### TASK OBJECTIVE
Type out all the records word for word. Any pictures are to be left out.
## begin
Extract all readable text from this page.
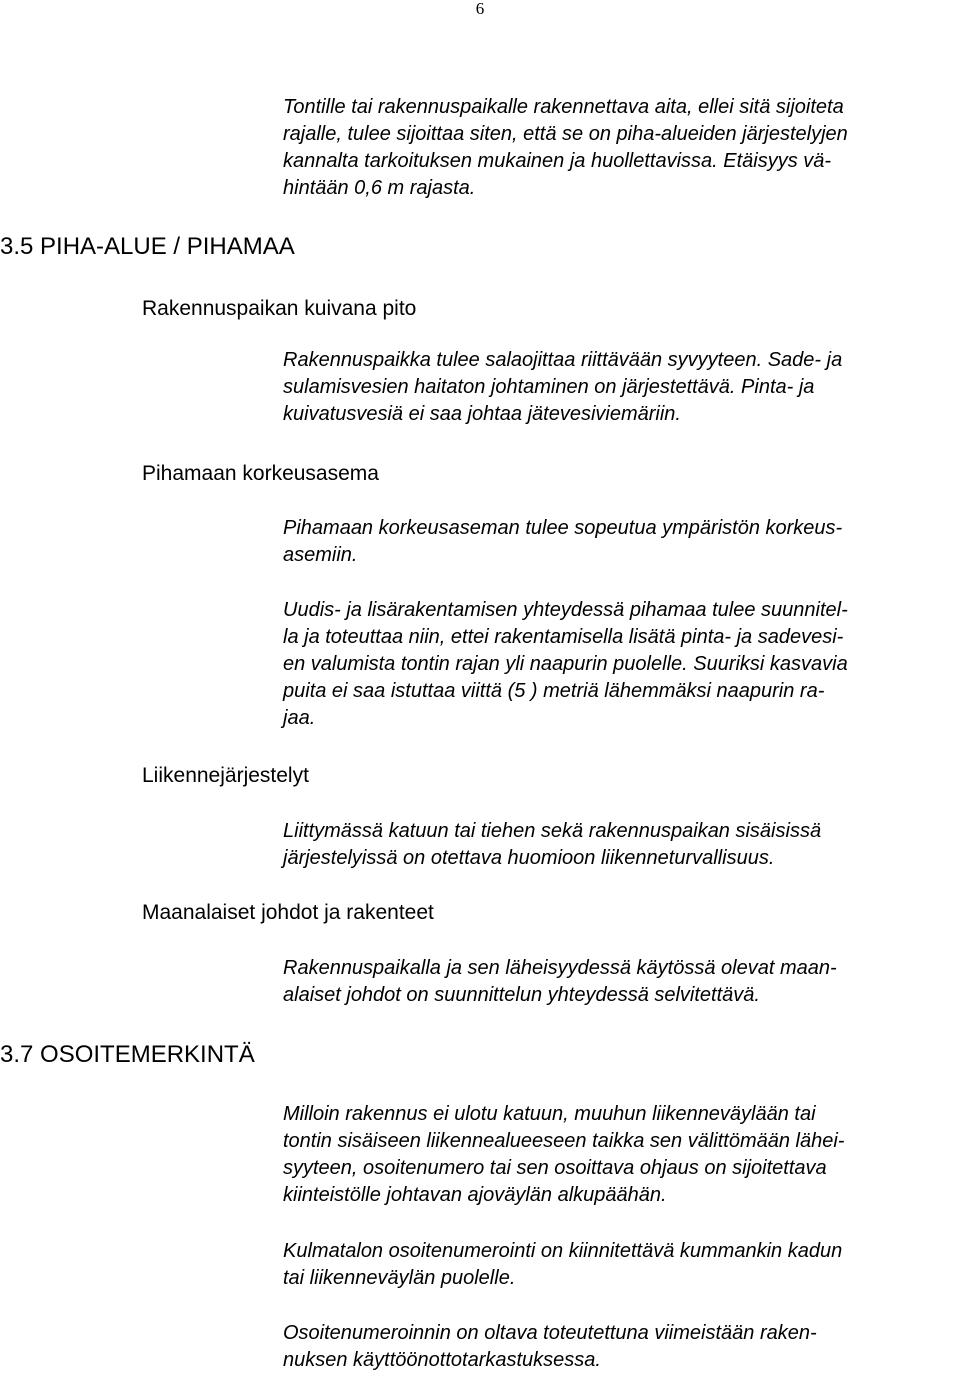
6
Tontille tai rakennuspaikalle rakennettava aita, ellei sitä sijoiteta
rajalle, tulee sijoittaa siten, että se on piha-alueiden järjestelyjen
kannalta tarkoituksen mukainen ja huollettavissa. Etäisyys vä-
hintään 0,6 m rajasta.
3.5 PIHA-ALUE / PIHAMAA
Rakennuspaikan kuivana pito
Rakennuspaikka tulee salaojittaa riittävään syvyyteen. Sade- ja
sulamisvesien haitaton johtaminen on järjestettävä. Pinta- ja
kuivatusvesiä ei saa johtaa jätevesiviemäriin.
Pihamaan korkeusasema
Pihamaan korkeusaseman tulee sopeutua ympäristön korkeus-
asemiin.
Uudis- ja lisärakentamisen yhteydessä pihamaa tulee suunnitel-
la ja toteuttaa niin, ettei rakentamisella lisätä pinta- ja sadevesi-
en valumista tontin rajan yli naapurin puolelle. Suuriksi kasvavia
puita ei saa istuttaa viittä (5 ) metriä lähemmäksi naapurin ra-
jaa.
Liikennejärjestelyt
Liittymässä katuun tai tiehen sekä rakennuspaikan sisäisissä
järjestelyissä on otettava huomioon liikenneturvallisuus.
Maanalaiset johdot ja rakenteet
Rakennuspaikalla ja sen läheisyydessä käytössä olevat maan-
alaiset johdot on suunnittelun yhteydessä selvitettävä.
3.7 OSOITEMERKINTÄ
Milloin rakennus ei ulotu katuun, muuhun liikenneväylään tai
tontin sisäiseen liikennealueeseen taikka sen välittömään lähei-
syyteen, osoitenumero tai sen osoittava ohjaus on sijoitettava
kiinteistölle johtavan ajoväylän alkupäähän.
Kulmatalon osoitenumerointi on kiinnitettävä kummankin kadun
tai liikenneväylän puolelle.
Osoitenumeroinnin on oltava toteutettuna viimeistään raken-
nuksen käyttöönottotarkastuksessa.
## end
### ANSWER IN FULL
Extract all readable text from this page.
6
Tontille tai rakennuspaikalle rakennettava aita, ellei sitä sijoiteta
rajalle, tulee sijoittaa siten, että se on piha-alueiden järjestelyjen
kannalta tarkoituksen mukainen ja huollettavissa. Etäisyys vä-
hintään 0,6 m rajasta.
3.5 PIHA-ALUE / PIHAMAA
Rakennuspaikan kuivana pito
Rakennuspaikka tulee salaojittaa riittävään syvyyteen. Sade- ja
sulamisvesien haitaton johtaminen on järjestettävä. Pinta- ja
kuivatusvesiä ei saa johtaa jätevesiviemäriin.
Pihamaan korkeusasema
Pihamaan korkeusaseman tulee sopeutua ympäristön korkeus-
asemiin.
Uudis- ja lisärakentamisen yhteydessä pihamaa tulee suunnitel-
la ja toteuttaa niin, ettei rakentamisella lisätä pinta- ja sadevesi-
en valumista tontin rajan yli naapurin puolelle. Suuriksi kasvavia
puita ei saa istuttaa viittä (5 ) metriä lähemmäksi naapurin ra-
jaa.
Liikennejärjestelyt
Liittymässä katuun tai tiehen sekä rakennuspaikan sisäisissä
järjestelyissä on otettava huomioon liikenneturvallisuus.
Maanalaiset johdot ja rakenteet
Rakennuspaikalla ja sen läheisyydessä käytössä olevat maan-
alaiset johdot on suunnittelun yhteydessä selvitettävä.
3.7 OSOITEMERKINTÄ
Milloin rakennus ei ulotu katuun, muuhun liikenneväylään tai
tontin sisäiseen liikennealueeseen taikka sen välittömään lähei-
syyteen, osoitenumero tai sen osoittava ohjaus on sijoitettava
kiinteistölle johtavan ajoväylän alkupäähän.
Kulmatalon osoitenumerointi on kiinnitettävä kummankin kadun
tai liikenneväylän puolelle.
Osoitenumeroinnin on oltava toteutettuna viimeistään raken-
nuksen käyttöönottotarkastuksessa.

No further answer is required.